■ **ITEMS**
=-=-=
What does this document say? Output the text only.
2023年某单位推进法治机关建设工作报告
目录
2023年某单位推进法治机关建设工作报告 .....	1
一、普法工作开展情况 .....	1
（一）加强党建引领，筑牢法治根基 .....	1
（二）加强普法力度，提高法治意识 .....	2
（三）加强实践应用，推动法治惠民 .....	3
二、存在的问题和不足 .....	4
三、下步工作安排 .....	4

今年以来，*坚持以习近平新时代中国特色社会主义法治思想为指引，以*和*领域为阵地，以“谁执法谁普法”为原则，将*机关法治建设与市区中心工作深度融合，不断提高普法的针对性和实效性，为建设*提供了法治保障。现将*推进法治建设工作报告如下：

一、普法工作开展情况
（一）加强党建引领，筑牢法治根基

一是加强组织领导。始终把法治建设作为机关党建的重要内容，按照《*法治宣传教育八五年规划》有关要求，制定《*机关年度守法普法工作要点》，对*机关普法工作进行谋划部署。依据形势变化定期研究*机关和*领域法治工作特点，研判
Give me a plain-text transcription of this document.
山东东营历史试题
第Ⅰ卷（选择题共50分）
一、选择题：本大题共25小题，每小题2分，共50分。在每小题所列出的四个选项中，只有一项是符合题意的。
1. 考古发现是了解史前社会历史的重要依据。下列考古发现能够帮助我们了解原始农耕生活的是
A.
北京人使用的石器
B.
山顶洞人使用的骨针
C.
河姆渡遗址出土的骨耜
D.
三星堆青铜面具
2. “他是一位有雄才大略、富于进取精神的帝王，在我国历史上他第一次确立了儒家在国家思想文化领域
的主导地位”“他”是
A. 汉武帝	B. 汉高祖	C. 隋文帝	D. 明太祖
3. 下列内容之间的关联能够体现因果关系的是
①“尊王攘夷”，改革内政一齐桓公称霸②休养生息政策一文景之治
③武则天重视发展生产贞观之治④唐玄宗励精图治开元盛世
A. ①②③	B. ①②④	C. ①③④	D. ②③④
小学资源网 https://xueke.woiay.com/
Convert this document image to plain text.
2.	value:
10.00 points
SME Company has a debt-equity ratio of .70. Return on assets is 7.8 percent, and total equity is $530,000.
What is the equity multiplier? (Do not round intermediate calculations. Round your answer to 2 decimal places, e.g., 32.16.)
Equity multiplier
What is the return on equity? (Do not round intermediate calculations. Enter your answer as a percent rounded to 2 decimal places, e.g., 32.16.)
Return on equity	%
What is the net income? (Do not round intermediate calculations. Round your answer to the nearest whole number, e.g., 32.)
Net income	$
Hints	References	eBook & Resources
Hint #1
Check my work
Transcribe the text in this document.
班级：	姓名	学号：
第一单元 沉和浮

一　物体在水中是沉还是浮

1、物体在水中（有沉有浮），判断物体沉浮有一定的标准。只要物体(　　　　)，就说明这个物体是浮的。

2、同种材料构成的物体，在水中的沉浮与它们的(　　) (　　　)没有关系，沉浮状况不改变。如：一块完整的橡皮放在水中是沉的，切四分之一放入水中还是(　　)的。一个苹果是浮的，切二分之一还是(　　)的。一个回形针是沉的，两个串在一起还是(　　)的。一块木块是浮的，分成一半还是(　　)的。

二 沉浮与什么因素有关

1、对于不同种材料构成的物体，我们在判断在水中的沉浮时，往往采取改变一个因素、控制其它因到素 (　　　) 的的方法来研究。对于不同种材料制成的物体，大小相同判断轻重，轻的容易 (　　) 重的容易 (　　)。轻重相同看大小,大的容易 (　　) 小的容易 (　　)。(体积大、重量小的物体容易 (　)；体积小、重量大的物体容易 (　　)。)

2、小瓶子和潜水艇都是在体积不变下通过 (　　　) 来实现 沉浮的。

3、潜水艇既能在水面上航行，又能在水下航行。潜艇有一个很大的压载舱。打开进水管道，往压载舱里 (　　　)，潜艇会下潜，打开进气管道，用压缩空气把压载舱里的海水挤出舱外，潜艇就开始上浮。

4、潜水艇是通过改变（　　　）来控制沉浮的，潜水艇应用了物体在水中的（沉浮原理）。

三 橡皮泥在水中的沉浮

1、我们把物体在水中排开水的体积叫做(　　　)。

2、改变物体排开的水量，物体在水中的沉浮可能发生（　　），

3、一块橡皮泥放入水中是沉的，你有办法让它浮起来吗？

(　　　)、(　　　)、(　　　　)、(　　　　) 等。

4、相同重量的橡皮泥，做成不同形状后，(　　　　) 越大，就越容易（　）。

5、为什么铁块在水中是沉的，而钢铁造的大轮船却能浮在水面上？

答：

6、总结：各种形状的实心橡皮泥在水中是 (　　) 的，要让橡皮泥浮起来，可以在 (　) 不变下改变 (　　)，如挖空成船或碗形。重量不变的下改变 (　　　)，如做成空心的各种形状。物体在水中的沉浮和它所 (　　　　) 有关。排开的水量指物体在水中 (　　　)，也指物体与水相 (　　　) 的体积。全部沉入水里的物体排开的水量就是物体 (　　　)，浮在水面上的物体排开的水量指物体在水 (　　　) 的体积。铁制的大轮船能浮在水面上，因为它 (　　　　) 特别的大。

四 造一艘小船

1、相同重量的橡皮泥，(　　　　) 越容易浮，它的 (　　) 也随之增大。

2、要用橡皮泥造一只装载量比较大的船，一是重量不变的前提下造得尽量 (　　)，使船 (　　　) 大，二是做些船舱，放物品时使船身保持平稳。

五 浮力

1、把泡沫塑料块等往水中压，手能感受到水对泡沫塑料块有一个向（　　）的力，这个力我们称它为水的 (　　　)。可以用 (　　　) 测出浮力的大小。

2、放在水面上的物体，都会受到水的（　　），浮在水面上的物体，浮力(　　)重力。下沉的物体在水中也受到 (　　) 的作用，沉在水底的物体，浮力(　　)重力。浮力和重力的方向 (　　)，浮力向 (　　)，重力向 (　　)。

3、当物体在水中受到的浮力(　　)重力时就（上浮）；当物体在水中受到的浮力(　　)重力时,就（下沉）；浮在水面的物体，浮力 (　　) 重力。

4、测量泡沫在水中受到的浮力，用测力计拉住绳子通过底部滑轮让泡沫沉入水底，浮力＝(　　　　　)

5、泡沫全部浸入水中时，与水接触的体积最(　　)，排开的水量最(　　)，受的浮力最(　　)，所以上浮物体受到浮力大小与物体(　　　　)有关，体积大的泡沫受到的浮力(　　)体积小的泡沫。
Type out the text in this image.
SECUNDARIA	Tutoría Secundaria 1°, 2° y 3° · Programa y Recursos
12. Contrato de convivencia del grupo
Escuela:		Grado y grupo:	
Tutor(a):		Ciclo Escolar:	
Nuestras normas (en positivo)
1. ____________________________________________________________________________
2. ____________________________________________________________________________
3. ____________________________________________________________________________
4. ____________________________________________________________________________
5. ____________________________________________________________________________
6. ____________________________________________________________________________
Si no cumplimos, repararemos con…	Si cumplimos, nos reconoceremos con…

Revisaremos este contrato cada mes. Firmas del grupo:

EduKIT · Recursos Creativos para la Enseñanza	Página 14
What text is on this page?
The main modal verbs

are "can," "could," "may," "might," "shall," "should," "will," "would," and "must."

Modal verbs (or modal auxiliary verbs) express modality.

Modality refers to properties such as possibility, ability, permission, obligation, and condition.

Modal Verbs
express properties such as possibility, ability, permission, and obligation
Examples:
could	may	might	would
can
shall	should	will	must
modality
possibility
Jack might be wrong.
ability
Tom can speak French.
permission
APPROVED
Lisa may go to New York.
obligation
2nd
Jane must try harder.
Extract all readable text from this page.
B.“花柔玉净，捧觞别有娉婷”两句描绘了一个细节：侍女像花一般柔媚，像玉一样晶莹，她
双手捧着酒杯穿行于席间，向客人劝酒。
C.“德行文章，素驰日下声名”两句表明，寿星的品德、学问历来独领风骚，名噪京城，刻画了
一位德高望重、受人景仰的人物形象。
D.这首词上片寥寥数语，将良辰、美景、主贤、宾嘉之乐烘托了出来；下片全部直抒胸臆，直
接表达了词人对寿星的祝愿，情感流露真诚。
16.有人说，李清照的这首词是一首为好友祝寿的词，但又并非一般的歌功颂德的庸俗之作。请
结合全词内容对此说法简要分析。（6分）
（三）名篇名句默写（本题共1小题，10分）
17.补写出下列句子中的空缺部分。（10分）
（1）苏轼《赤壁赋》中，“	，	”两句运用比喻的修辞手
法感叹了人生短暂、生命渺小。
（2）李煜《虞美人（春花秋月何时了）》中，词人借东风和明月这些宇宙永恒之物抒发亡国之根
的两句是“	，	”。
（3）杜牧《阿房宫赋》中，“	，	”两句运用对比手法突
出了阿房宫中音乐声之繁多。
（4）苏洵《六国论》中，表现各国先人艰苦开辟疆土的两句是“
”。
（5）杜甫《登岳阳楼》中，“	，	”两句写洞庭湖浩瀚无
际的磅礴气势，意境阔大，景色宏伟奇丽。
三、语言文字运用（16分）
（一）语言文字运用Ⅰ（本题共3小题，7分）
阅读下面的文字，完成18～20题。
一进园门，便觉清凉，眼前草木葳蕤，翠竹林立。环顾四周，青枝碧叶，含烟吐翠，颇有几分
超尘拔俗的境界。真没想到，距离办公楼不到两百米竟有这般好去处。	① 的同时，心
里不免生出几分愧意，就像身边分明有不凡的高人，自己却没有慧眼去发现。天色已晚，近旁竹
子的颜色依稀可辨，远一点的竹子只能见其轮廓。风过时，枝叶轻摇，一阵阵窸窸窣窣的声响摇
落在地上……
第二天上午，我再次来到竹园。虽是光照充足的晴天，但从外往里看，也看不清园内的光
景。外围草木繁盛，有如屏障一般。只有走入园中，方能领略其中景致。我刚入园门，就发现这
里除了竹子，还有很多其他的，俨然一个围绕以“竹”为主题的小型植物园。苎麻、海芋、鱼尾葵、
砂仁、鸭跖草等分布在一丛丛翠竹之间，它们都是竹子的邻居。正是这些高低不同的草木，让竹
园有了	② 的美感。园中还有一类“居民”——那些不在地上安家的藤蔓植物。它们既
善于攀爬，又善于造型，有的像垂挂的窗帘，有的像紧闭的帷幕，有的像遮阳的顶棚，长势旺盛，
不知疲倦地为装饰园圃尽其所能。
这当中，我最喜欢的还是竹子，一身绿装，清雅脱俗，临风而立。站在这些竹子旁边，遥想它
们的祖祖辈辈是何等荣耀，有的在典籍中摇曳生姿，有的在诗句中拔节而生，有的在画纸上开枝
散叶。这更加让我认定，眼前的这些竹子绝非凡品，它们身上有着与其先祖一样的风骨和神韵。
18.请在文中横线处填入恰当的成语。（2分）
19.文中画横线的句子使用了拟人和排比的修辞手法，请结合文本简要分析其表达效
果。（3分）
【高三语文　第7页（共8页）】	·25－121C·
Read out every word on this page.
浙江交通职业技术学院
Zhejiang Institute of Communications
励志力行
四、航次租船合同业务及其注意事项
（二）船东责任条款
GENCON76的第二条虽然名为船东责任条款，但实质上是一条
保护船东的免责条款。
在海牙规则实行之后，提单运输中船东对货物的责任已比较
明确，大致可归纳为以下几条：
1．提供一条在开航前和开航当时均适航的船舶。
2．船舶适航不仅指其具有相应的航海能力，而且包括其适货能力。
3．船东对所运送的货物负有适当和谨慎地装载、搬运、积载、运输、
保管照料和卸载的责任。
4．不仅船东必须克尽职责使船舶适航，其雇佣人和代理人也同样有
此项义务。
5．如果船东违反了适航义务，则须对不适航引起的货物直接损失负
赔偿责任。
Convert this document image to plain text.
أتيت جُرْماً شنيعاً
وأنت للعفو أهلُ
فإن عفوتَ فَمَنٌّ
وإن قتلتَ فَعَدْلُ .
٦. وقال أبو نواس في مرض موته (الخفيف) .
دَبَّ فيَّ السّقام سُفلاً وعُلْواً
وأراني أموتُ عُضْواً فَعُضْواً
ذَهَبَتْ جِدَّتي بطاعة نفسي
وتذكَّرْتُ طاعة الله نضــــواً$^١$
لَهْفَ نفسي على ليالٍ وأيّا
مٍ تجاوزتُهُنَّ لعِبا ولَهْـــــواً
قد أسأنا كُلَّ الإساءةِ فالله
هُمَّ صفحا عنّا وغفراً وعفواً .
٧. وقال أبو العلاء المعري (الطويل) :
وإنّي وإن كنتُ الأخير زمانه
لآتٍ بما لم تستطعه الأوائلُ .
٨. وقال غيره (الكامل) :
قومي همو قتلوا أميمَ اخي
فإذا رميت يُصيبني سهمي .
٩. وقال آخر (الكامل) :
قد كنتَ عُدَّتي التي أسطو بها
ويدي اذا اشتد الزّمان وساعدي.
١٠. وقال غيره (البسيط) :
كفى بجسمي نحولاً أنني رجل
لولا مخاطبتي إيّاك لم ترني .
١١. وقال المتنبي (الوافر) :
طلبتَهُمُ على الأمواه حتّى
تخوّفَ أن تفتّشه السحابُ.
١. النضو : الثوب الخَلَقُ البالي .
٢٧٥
=-=-=
■ **SHORT TASK**
Above are lines of data; state how many of them contain the word "income", with no other output.

■ **EXERCISE RESPONSE**
2